Report the number of lines containing "billion", with no other words.

GIVEN RECORDS:
======

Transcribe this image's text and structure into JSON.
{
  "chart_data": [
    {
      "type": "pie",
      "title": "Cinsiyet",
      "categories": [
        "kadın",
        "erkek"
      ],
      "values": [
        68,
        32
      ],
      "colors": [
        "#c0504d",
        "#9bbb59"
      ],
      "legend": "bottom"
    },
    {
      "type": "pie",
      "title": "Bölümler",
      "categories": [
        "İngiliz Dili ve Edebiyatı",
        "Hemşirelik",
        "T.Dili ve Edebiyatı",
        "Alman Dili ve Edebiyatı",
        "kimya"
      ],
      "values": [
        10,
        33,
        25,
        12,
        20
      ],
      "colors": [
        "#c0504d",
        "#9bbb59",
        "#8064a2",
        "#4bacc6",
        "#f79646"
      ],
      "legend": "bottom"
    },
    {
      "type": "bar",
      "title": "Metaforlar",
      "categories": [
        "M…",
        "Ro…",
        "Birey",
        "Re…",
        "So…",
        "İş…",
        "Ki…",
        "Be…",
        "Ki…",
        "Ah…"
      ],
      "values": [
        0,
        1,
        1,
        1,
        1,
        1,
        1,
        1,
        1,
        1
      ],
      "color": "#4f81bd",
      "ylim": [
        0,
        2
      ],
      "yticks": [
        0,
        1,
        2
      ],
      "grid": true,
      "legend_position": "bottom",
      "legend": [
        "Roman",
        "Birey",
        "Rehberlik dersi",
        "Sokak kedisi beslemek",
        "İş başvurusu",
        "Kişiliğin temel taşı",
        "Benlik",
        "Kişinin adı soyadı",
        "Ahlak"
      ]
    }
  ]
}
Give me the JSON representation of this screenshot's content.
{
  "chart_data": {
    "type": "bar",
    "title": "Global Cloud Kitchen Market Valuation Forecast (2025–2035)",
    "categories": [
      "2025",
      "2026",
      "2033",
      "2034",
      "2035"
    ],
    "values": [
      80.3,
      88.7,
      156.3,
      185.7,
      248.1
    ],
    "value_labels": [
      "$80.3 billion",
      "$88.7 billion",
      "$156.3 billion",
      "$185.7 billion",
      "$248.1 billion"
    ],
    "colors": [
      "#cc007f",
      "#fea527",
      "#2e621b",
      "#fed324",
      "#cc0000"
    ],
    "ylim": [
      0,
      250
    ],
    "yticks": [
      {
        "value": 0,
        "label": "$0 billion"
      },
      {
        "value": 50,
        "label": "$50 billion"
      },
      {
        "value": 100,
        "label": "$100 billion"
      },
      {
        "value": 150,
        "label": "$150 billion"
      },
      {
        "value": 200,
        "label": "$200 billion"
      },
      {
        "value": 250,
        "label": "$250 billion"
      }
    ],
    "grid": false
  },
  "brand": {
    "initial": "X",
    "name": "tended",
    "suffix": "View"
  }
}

======

SOLUTION:
11